------ Items ------

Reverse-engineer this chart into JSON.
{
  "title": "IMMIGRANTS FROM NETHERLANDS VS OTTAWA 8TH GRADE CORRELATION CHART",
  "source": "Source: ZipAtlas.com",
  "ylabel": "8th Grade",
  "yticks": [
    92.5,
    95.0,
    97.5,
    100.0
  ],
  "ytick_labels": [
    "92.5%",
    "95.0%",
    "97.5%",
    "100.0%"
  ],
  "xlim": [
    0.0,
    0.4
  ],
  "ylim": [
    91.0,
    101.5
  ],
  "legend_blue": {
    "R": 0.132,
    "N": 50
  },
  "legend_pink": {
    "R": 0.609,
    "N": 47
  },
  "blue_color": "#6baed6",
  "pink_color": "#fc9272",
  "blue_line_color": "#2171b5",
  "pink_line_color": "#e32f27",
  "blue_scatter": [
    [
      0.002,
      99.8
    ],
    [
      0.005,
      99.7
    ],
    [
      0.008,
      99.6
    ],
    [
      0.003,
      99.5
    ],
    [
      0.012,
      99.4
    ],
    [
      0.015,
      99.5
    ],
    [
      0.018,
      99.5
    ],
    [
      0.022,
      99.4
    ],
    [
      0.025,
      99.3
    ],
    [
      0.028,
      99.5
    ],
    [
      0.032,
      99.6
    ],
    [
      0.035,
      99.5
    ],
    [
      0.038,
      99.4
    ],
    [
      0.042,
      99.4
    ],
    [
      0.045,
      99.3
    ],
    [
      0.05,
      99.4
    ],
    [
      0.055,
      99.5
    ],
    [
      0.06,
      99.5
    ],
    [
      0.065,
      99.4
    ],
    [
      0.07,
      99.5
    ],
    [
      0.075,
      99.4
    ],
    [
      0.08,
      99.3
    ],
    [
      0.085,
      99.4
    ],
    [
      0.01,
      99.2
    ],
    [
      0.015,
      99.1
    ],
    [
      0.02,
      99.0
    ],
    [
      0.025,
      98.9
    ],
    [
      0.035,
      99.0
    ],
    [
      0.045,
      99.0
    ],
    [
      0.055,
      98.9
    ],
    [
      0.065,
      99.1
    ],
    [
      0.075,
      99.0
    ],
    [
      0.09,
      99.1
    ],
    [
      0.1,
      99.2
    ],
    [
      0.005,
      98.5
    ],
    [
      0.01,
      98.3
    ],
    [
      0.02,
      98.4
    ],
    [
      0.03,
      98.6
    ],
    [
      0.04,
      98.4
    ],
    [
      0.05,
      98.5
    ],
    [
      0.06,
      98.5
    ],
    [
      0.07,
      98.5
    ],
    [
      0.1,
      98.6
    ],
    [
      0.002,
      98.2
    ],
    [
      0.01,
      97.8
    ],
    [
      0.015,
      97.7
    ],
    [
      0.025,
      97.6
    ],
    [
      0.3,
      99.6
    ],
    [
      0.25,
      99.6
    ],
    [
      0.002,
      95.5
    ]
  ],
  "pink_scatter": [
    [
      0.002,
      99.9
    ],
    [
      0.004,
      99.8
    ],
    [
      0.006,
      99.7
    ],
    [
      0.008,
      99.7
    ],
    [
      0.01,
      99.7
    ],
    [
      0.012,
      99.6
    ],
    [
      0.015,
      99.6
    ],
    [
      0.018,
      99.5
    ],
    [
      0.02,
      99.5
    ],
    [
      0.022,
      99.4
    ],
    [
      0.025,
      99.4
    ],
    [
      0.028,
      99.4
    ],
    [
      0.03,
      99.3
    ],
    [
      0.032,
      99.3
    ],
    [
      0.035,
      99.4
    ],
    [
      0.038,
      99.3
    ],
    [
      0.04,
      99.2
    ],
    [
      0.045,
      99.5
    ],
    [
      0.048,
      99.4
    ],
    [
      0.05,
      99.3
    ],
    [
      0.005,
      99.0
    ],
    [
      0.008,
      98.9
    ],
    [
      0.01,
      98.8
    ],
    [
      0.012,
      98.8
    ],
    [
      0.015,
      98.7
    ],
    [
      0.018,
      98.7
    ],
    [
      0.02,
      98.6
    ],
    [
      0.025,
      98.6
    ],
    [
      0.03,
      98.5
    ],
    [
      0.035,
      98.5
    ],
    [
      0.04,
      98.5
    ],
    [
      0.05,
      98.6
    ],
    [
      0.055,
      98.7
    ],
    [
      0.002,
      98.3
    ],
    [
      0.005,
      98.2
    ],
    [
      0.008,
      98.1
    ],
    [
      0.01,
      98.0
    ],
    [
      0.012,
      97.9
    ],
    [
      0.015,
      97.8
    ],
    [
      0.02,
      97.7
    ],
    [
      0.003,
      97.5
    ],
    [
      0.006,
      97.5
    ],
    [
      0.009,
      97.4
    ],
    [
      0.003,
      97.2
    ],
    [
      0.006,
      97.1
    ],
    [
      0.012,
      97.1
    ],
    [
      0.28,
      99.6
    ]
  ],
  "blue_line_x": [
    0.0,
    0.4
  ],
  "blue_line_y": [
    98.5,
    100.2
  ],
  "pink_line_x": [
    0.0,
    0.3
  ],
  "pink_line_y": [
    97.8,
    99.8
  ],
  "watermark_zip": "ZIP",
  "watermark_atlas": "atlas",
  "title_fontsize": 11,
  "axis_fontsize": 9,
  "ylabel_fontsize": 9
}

------

§ Task directions: Repeat the listing in full, keeping every line exactly as it is.

§ Problem solution:
Reverse-engineer this chart into JSON.
{
  "title": "IMMIGRANTS FROM NETHERLANDS VS OTTAWA 8TH GRADE CORRELATION CHART",
  "source": "Source: ZipAtlas.com",
  "ylabel": "8th Grade",
  "yticks": [
    92.5,
    95.0,
    97.5,
    100.0
  ],
  "ytick_labels": [
    "92.5%",
    "95.0%",
    "97.5%",
    "100.0%"
  ],
  "xlim": [
    0.0,
    0.4
  ],
  "ylim": [
    91.0,
    101.5
  ],
  "legend_blue": {
    "R": 0.132,
    "N": 50
  },
  "legend_pink": {
    "R": 0.609,
    "N": 47
  },
  "blue_color": "#6baed6",
  "pink_color": "#fc9272",
  "blue_line_color": "#2171b5",
  "pink_line_color": "#e32f27",
  "blue_scatter": [
    [
      0.002,
      99.8
    ],
    [
      0.005,
      99.7
    ],
    [
      0.008,
      99.6
    ],
    [
      0.003,
      99.5
    ],
    [
      0.012,
      99.4
    ],
    [
      0.015,
      99.5
    ],
    [
      0.018,
      99.5
    ],
    [
      0.022,
      99.4
    ],
    [
      0.025,
      99.3
    ],
    [
      0.028,
      99.5
    ],
    [
      0.032,
      99.6
    ],
    [
      0.035,
      99.5
    ],
    [
      0.038,
      99.4
    ],
    [
      0.042,
      99.4
    ],
    [
      0.045,
      99.3
    ],
    [
      0.05,
      99.4
    ],
    [
      0.055,
      99.5
    ],
    [
      0.06,
      99.5
    ],
    [
      0.065,
      99.4
    ],
    [
      0.07,
      99.5
    ],
    [
      0.075,
      99.4
    ],
    [
      0.08,
      99.3
    ],
    [
      0.085,
      99.4
    ],
    [
      0.01,
      99.2
    ],
    [
      0.015,
      99.1
    ],
    [
      0.02,
      99.0
    ],
    [
      0.025,
      98.9
    ],
    [
      0.035,
      99.0
    ],
    [
      0.045,
      99.0
    ],
    [
      0.055,
      98.9
    ],
    [
      0.065,
      99.1
    ],
    [
      0.075,
      99.0
    ],
    [
      0.09,
      99.1
    ],
    [
      0.1,
      99.2
    ],
    [
      0.005,
      98.5
    ],
    [
      0.01,
      98.3
    ],
    [
      0.02,
      98.4
    ],
    [
      0.03,
      98.6
    ],
    [
      0.04,
      98.4
    ],
    [
      0.05,
      98.5
    ],
    [
      0.06,
      98.5
    ],
    [
      0.07,
      98.5
    ],
    [
      0.1,
      98.6
    ],
    [
      0.002,
      98.2
    ],
    [
      0.01,
      97.8
    ],
    [
      0.015,
      97.7
    ],
    [
      0.025,
      97.6
    ],
    [
      0.3,
      99.6
    ],
    [
      0.25,
      99.6
    ],
    [
      0.002,
      95.5
    ]
  ],
  "pink_scatter": [
    [
      0.002,
      99.9
    ],
    [
      0.004,
      99.8
    ],
    [
      0.006,
      99.7
    ],
    [
      0.008,
      99.7
    ],
    [
      0.01,
      99.7
    ],
    [
      0.012,
      99.6
    ],
    [
      0.015,
      99.6
    ],
    [
      0.018,
      99.5
    ],
    [
      0.02,
      99.5
    ],
    [
      0.022,
      99.4
    ],
    [
      0.025,
      99.4
    ],
    [
      0.028,
      99.4
    ],
    [
      0.03,
      99.3
    ],
    [
      0.032,
      99.3
    ],
    [
      0.035,
      99.4
    ],
    [
      0.038,
      99.3
    ],
    [
      0.04,
      99.2
    ],
    [
      0.045,
      99.5
    ],
    [
      0.048,
      99.4
    ],
    [
      0.05,
      99.3
    ],
    [
      0.005,
      99.0
    ],
    [
      0.008,
      98.9
    ],
    [
      0.01,
      98.8
    ],
    [
      0.012,
      98.8
    ],
    [
      0.015,
      98.7
    ],
    [
      0.018,
      98.7
    ],
    [
      0.02,
      98.6
    ],
    [
      0.025,
      98.6
    ],
    [
      0.03,
      98.5
    ],
    [
      0.035,
      98.5
    ],
    [
      0.04,
      98.5
    ],
    [
      0.05,
      98.6
    ],
    [
      0.055,
      98.7
    ],
    [
      0.002,
      98.3
    ],
    [
      0.005,
      98.2
    ],
    [
      0.008,
      98.1
    ],
    [
      0.01,
      98.0
    ],
    [
      0.012,
      97.9
    ],
    [
      0.015,
      97.8
    ],
    [
      0.02,
      97.7
    ],
    [
      0.003,
      97.5
    ],
    [
      0.006,
      97.5
    ],
    [
      0.009,
      97.4
    ],
    [
      0.003,
      97.2
    ],
    [
      0.006,
      97.1
    ],
    [
      0.012,
      97.1
    ],
    [
      0.28,
      99.6
    ]
  ],
  "blue_line_x": [
    0.0,
    0.4
  ],
  "blue_line_y": [
    98.5,
    100.2
  ],
  "pink_line_x": [
    0.0,
    0.3
  ],
  "pink_line_y": [
    97.8,
    99.8
  ],
  "watermark_zip": "ZIP",
  "watermark_atlas": "atlas",
  "title_fontsize": 11,
  "axis_fontsize": 9,
  "ylabel_fontsize": 9
}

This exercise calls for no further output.